- [TASK REQUIREMENTS]: Write out the records below word for word, please.

- [EXERCISE DATA]:
▼

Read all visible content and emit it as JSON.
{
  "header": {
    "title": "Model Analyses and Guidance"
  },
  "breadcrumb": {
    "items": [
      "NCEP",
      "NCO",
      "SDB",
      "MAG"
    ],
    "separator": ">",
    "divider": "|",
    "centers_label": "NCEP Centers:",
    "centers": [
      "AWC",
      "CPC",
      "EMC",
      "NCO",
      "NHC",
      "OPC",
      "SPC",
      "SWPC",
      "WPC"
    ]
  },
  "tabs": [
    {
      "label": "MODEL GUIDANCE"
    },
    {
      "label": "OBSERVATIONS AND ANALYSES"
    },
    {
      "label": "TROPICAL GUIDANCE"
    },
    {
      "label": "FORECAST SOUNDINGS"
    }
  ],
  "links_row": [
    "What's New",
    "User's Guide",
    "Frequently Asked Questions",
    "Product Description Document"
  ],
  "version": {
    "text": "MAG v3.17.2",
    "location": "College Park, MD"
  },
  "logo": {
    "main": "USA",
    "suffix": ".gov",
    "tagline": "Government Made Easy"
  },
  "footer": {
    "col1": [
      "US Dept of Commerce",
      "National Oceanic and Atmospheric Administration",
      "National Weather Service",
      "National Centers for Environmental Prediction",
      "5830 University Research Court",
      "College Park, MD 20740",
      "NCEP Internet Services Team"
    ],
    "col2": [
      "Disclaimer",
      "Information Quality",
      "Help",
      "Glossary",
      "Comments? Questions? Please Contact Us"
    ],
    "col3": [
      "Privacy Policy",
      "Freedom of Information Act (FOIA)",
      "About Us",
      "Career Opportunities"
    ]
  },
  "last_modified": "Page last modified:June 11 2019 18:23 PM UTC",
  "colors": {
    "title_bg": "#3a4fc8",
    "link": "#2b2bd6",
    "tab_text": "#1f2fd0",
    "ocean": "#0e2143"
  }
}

▲

- [RESPONSE]:
Read all visible content and emit it as JSON.
{
  "header": {
    "title": "Model Analyses and Guidance"
  },
  "breadcrumb": {
    "items": [
      "NCEP",
      "NCO",
      "SDB",
      "MAG"
    ],
    "separator": ">",
    "divider": "|",
    "centers_label": "NCEP Centers:",
    "centers": [
      "AWC",
      "CPC",
      "EMC",
      "NCO",
      "NHC",
      "OPC",
      "SPC",
      "SWPC",
      "WPC"
    ]
  },
  "tabs": [
    {
      "label": "MODEL GUIDANCE"
    },
    {
      "label": "OBSERVATIONS AND ANALYSES"
    },
    {
      "label": "TROPICAL GUIDANCE"
    },
    {
      "label": "FORECAST SOUNDINGS"
    }
  ],
  "links_row": [
    "What's New",
    "User's Guide",
    "Frequently Asked Questions",
    "Product Description Document"
  ],
  "version": {
    "text": "MAG v3.17.2",
    "location": "College Park, MD"
  },
  "logo": {
    "main": "USA",
    "suffix": ".gov",
    "tagline": "Government Made Easy"
  },
  "footer": {
    "col1": [
      "US Dept of Commerce",
      "National Oceanic and Atmospheric Administration",
      "National Weather Service",
      "National Centers for Environmental Prediction",
      "5830 University Research Court",
      "College Park, MD 20740",
      "NCEP Internet Services Team"
    ],
    "col2": [
      "Disclaimer",
      "Information Quality",
      "Help",
      "Glossary",
      "Comments? Questions? Please Contact Us"
    ],
    "col3": [
      "Privacy Policy",
      "Freedom of Information Act (FOIA)",
      "About Us",
      "Career Opportunities"
    ]
  },
  "last_modified": "Page last modified:June 11 2019 18:23 PM UTC",
  "colors": {
    "title_bg": "#3a4fc8",
    "link": "#2b2bd6",
    "tab_text": "#1f2fd0",
    "ocean": "#0e2143"
  }
}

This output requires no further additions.